Job
Out of the lines in this data, how many include "distribution"? Give the number and nothing else.

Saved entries
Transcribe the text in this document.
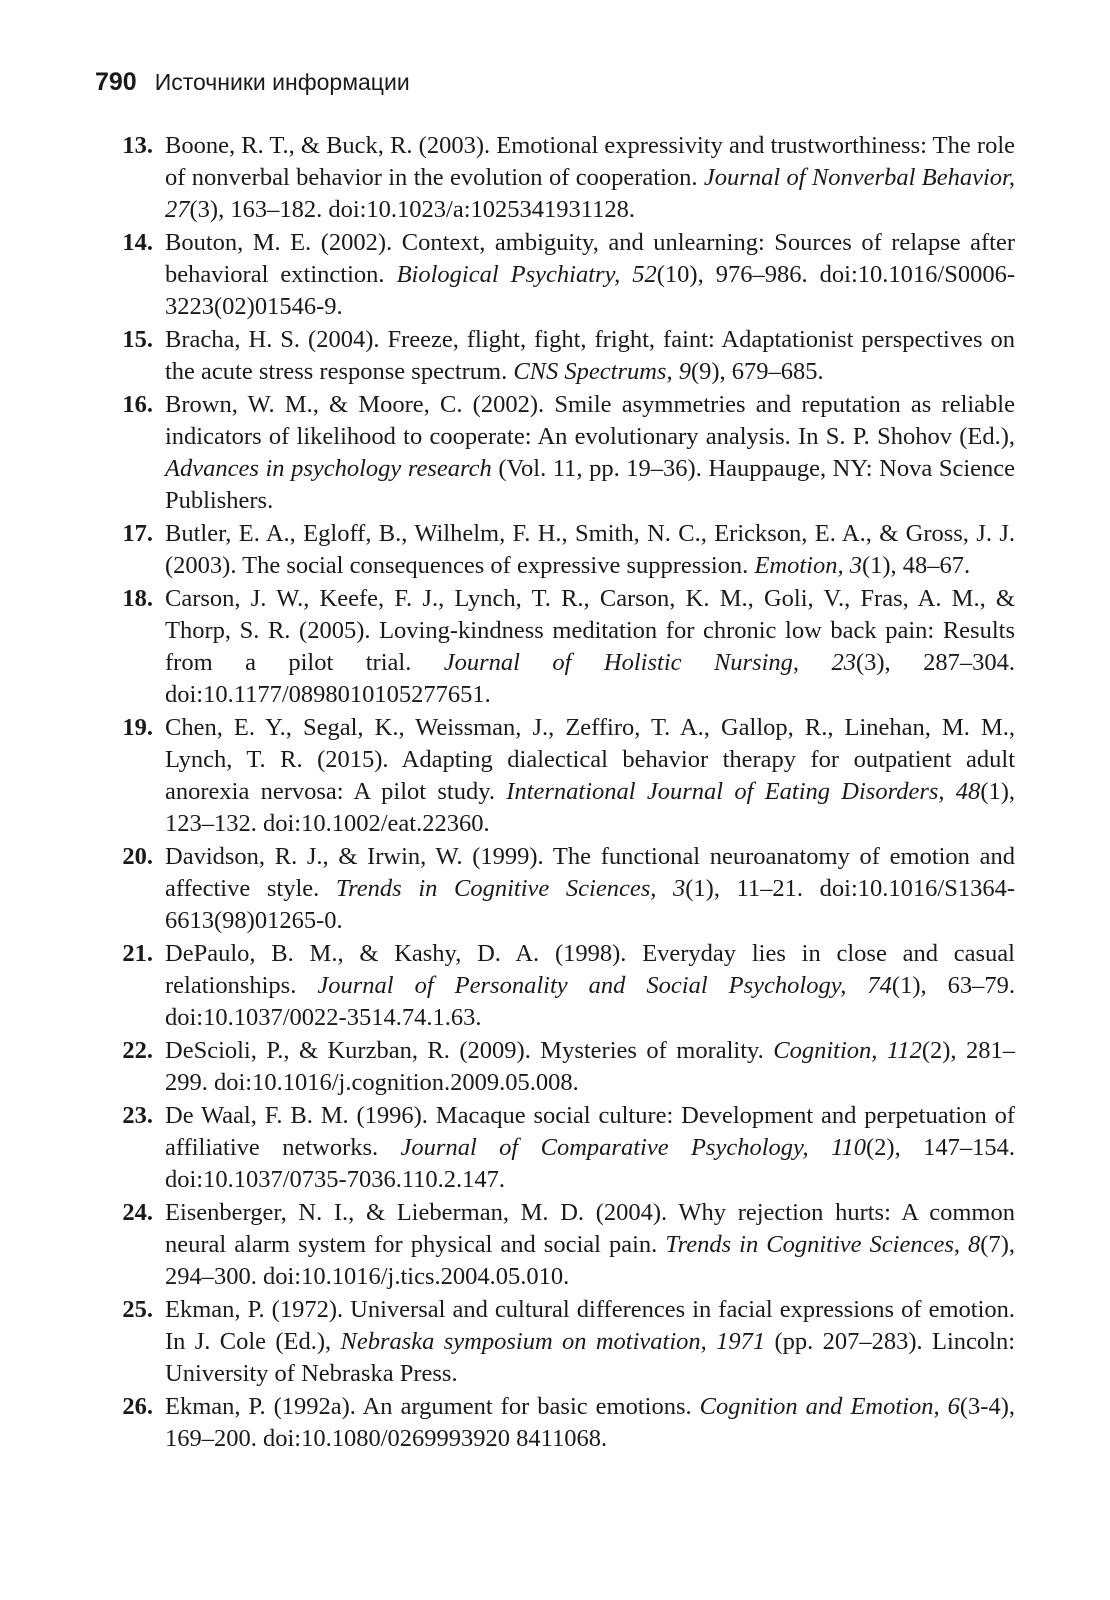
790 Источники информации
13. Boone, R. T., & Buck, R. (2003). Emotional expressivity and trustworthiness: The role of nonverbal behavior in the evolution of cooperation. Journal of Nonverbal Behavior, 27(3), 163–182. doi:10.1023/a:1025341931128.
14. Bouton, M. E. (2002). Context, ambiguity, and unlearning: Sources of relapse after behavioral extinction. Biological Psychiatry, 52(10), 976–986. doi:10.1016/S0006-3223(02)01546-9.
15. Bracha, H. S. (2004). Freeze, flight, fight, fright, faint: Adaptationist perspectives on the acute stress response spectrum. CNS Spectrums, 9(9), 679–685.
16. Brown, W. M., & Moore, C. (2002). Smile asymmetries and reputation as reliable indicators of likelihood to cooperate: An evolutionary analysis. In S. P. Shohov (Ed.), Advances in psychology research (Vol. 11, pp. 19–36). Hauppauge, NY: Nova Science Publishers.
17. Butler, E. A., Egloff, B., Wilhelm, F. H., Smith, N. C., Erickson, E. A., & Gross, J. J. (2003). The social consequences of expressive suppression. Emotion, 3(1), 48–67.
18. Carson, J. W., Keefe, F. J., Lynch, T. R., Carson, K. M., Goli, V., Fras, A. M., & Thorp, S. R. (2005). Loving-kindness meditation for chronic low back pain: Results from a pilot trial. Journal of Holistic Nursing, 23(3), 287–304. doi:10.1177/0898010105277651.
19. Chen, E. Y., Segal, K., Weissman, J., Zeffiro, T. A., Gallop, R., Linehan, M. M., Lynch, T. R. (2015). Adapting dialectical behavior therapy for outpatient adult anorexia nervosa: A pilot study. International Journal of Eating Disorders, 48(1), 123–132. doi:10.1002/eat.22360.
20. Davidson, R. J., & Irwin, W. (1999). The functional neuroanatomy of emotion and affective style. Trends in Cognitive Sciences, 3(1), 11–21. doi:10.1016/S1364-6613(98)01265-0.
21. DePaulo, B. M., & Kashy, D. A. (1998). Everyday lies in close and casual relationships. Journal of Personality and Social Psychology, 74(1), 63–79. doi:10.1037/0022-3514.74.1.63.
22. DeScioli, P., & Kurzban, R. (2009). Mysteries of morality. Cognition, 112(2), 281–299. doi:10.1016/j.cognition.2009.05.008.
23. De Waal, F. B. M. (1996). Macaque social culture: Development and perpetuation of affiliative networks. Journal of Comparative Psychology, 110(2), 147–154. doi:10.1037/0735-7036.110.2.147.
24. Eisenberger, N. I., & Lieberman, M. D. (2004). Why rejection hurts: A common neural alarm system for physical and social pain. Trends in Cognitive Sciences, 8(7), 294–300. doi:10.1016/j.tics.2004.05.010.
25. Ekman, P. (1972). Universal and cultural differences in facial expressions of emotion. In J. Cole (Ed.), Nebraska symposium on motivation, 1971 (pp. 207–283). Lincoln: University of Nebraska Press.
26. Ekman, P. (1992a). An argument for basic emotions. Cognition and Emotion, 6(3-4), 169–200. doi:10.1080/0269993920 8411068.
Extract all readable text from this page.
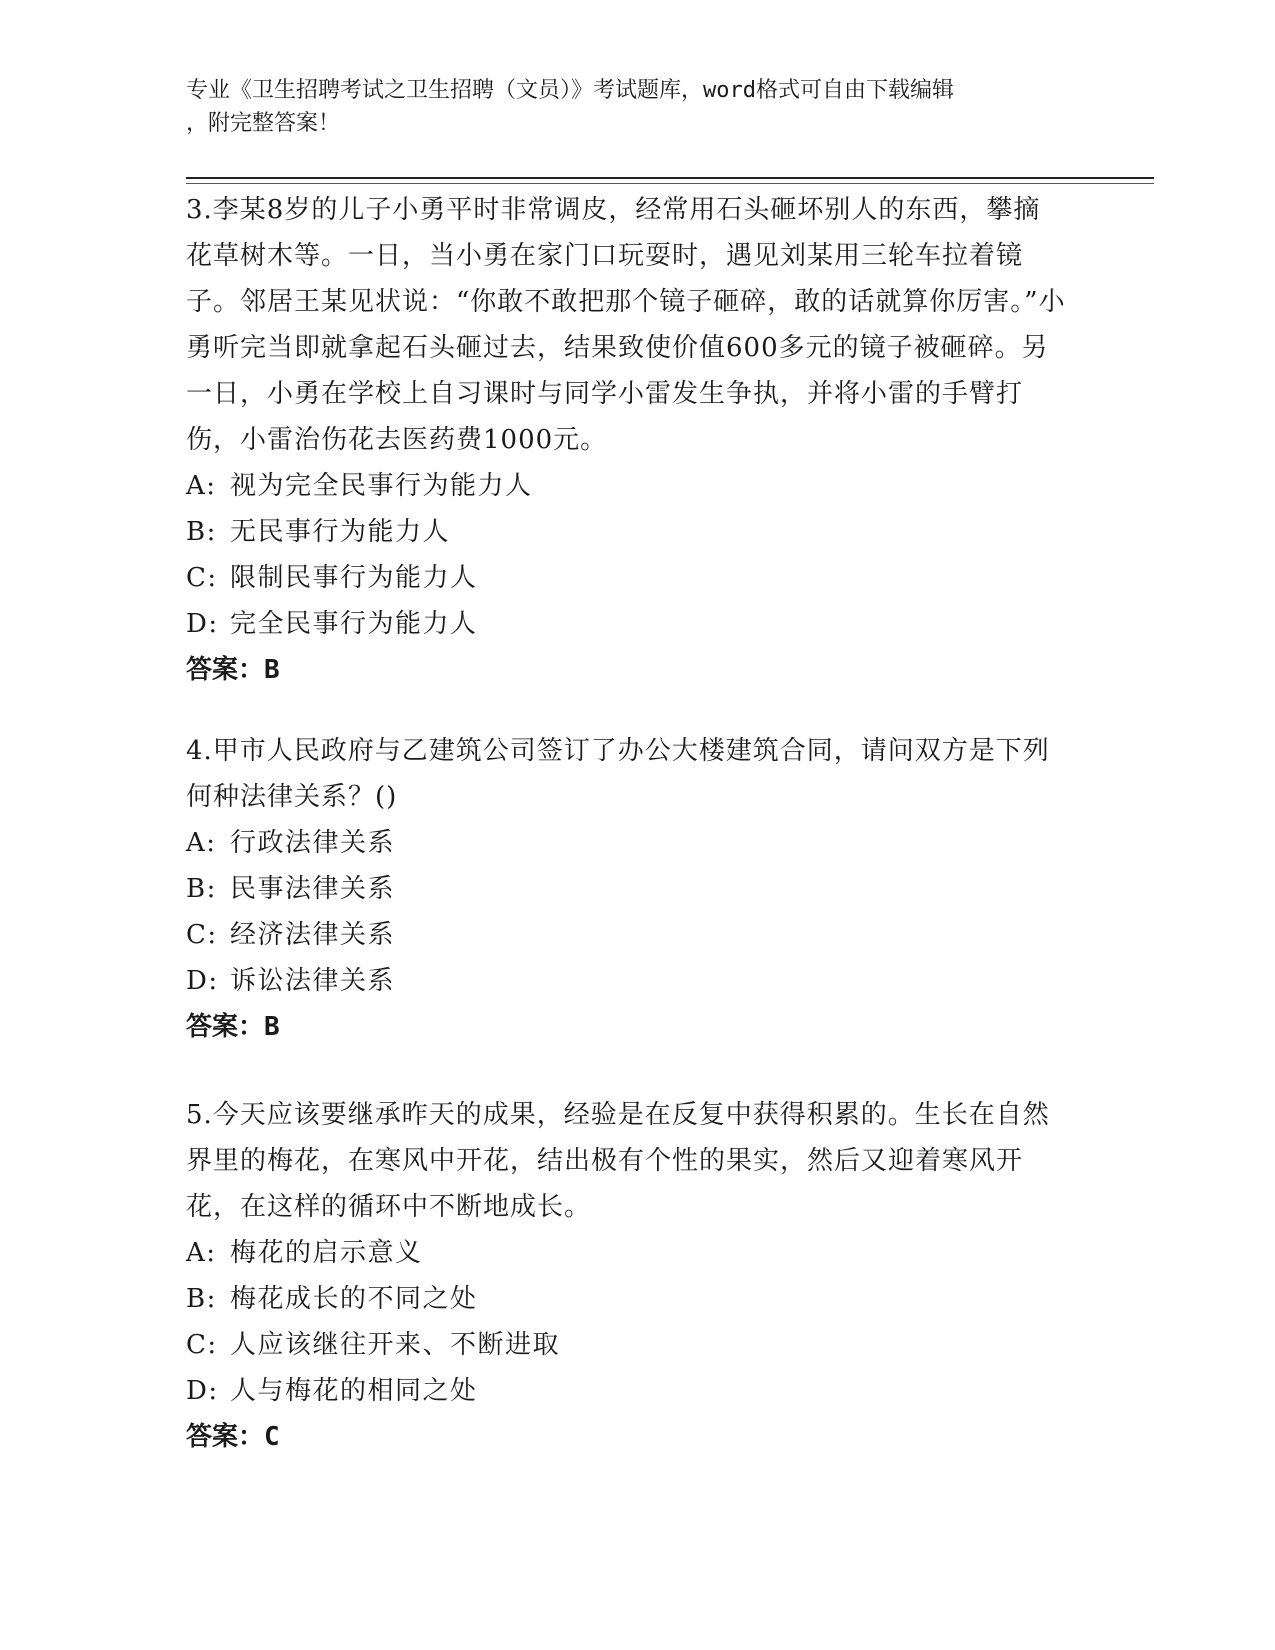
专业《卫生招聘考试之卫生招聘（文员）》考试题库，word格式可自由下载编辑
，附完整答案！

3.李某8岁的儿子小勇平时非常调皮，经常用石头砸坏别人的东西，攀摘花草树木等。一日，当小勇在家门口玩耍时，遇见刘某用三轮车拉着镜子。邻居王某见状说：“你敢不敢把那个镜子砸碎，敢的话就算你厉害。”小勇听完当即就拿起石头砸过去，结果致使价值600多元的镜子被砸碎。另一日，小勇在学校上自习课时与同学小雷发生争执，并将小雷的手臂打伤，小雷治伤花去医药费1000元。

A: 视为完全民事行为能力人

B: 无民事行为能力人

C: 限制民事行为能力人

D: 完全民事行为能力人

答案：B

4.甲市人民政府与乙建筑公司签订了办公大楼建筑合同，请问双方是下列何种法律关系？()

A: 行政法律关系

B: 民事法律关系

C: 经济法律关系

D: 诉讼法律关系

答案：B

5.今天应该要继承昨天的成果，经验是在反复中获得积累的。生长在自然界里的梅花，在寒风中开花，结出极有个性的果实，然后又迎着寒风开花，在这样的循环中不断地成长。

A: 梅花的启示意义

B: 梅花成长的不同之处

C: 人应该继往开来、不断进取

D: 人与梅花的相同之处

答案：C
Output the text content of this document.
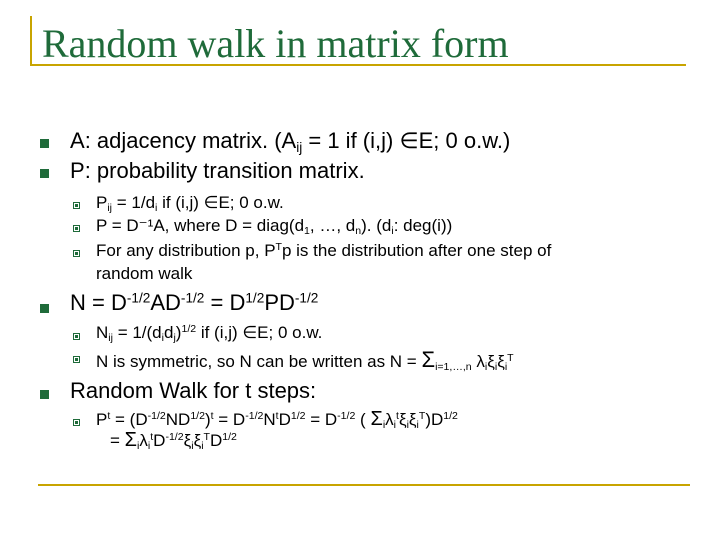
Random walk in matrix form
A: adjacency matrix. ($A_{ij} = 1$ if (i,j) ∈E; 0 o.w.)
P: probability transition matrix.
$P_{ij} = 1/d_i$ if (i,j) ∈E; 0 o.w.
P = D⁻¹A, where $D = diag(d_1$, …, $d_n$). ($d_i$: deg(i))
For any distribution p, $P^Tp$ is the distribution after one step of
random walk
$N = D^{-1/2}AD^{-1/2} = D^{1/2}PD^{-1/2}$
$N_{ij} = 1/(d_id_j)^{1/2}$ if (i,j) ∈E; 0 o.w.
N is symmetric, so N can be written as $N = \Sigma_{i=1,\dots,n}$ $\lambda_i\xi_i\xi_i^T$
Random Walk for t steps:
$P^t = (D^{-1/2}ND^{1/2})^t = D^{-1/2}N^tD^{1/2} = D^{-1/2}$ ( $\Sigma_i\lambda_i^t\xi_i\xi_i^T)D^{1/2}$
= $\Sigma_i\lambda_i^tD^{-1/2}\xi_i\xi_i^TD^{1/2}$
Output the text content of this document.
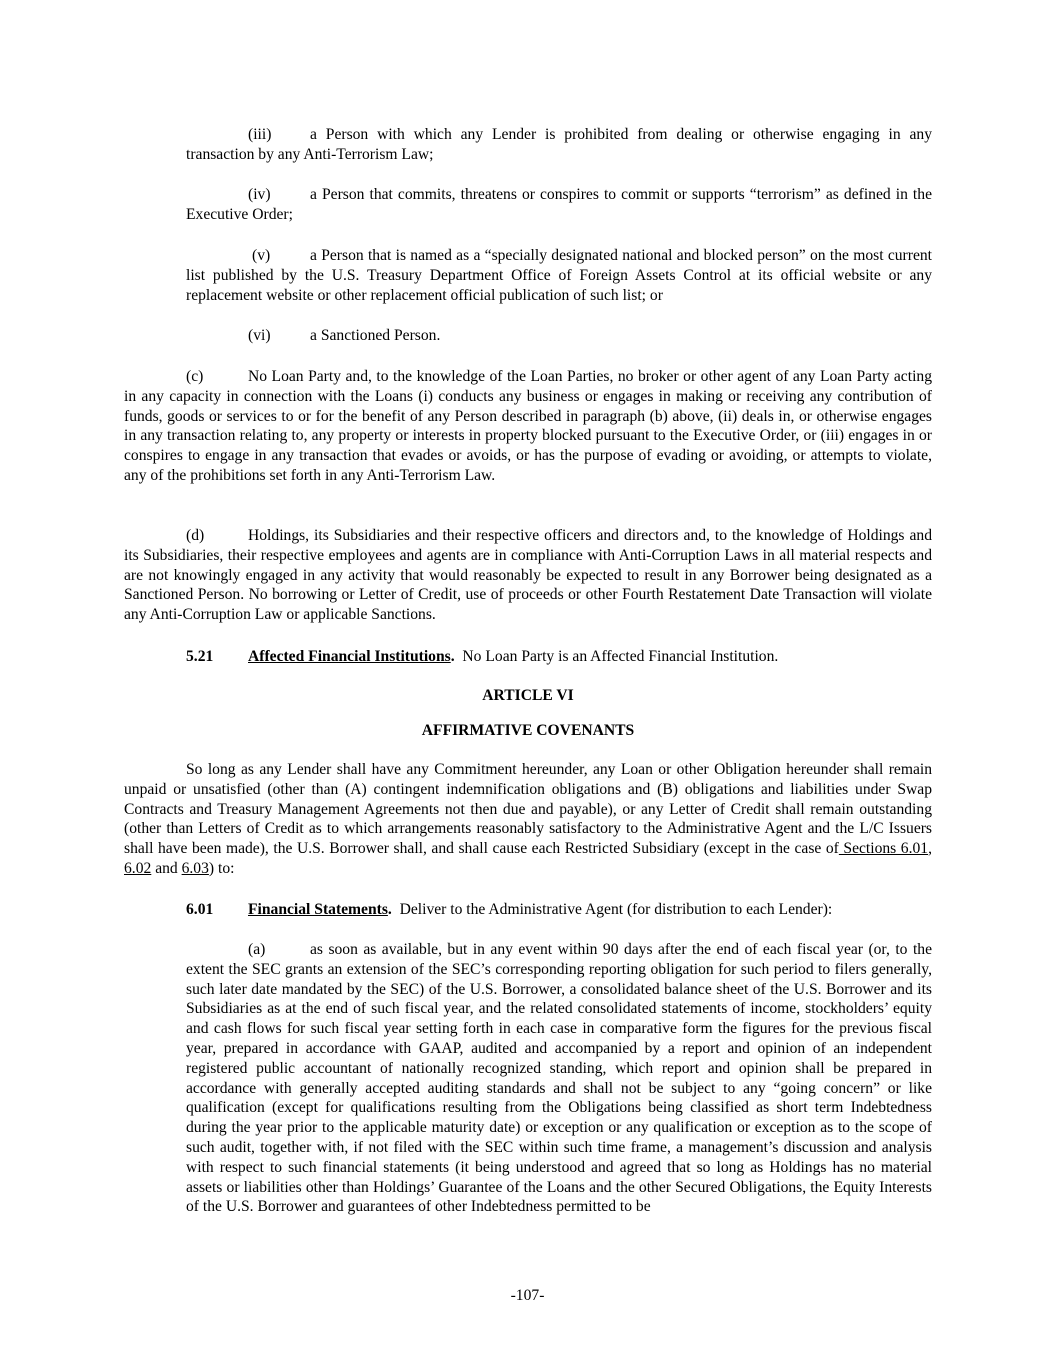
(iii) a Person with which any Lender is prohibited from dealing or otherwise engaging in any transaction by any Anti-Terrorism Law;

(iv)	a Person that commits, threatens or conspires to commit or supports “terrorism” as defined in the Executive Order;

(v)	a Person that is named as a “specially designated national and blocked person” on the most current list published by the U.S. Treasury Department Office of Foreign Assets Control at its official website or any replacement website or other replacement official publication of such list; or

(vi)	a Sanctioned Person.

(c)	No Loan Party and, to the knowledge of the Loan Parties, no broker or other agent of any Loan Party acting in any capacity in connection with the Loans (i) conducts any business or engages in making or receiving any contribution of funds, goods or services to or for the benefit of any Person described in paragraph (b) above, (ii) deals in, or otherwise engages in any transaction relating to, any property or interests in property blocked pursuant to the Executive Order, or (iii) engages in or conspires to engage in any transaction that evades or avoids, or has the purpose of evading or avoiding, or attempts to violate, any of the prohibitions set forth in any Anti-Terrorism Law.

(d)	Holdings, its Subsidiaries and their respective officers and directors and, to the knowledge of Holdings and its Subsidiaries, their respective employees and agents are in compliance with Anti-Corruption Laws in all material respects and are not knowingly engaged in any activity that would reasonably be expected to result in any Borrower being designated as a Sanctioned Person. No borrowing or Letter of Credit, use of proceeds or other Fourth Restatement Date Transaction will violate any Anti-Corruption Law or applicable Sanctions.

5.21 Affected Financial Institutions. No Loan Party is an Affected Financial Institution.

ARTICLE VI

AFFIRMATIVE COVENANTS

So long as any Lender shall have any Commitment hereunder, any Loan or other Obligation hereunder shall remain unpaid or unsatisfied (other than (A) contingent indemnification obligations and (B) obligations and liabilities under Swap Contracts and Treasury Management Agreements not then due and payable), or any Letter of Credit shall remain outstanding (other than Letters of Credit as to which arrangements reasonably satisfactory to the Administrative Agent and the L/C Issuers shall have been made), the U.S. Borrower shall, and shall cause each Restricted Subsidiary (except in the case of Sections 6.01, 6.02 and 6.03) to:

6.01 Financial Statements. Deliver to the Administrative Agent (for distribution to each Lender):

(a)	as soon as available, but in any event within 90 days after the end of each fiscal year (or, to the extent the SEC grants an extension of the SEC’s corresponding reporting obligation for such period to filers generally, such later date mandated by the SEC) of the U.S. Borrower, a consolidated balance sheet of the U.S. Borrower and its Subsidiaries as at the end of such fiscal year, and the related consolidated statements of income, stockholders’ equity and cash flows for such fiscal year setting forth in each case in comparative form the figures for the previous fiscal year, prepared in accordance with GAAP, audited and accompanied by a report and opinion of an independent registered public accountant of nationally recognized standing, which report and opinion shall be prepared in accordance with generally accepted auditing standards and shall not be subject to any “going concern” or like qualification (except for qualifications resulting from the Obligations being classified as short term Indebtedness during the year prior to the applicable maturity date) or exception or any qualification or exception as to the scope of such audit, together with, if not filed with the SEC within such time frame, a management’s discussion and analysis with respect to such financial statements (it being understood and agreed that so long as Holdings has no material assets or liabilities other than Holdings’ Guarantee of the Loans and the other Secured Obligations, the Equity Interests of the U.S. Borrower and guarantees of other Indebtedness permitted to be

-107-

Response to this exercise
2